** Exercise task **
All lines featuring the string "data" are to be listed.

** Items **

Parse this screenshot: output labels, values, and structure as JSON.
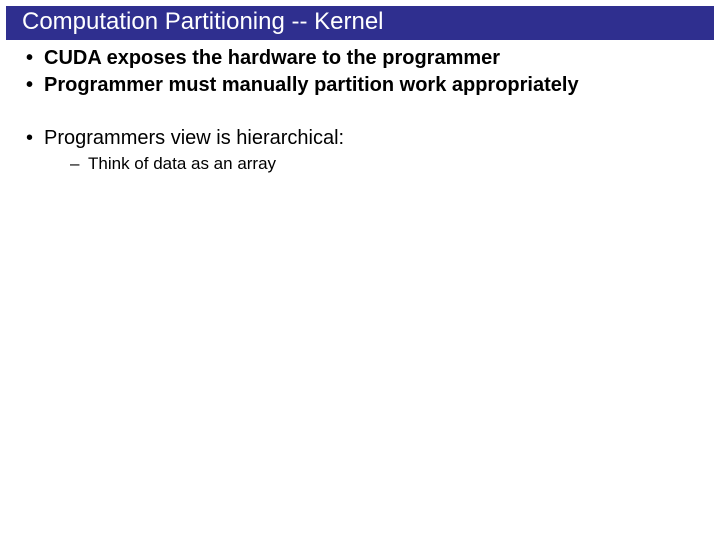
{
  "title": "Computation Partitioning -- Kernel",
  "bullets": {
    "b1": "CUDA exposes the hardware to the programmer",
    "b2": "Programmer must manually partition work appropriately",
    "b3": "Programmers view is hierarchical:",
    "b3_sub1": "Think of data as an array"
  }
}
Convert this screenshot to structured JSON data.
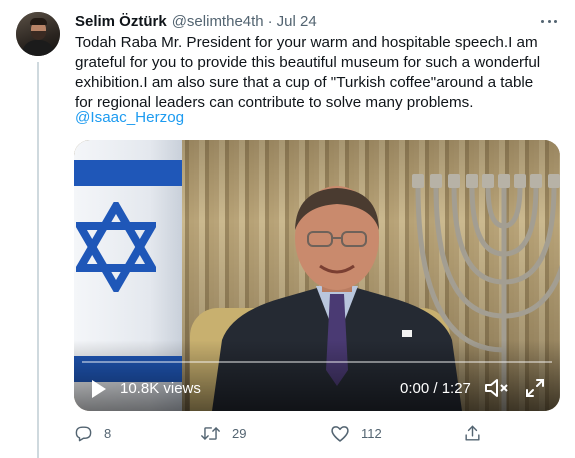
{
  "tweet": {
    "display_name": "Selim Öztürk",
    "handle": "@selimthe4th",
    "separator": "·",
    "date": "Jul 24",
    "text_lines": [
      "Todah Raba Mr. President for your warm and hospitable speech.I am",
      "grateful for you to provide this beautiful museum for such a wonderful",
      "exhibition.I am also sure that a cup of \"Turkish coffee\"around a table",
      "for regional leaders can contribute to solve many problems."
    ],
    "mention": "@Isaac_Herzog"
  },
  "video": {
    "views": "10.8K views",
    "time": "0:00 / 1:27",
    "progress_fraction": 0.0
  },
  "actions": {
    "replies": "8",
    "retweets": "29",
    "likes": "112"
  },
  "icons": [
    "more-icon",
    "play-icon",
    "volume-icon",
    "expand-icon",
    "reply-icon",
    "retweet-icon",
    "like-icon",
    "share-icon"
  ],
  "colors": {
    "accent": "#1d9bf0",
    "secondary_text": "#536471",
    "primary_text": "#0f1419",
    "thread_line": "#cfd9de"
  }
}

** Reply to the exercise **
    "b3_sub1": "Think of data as an array"
Convert this screenshot to structured JSON data.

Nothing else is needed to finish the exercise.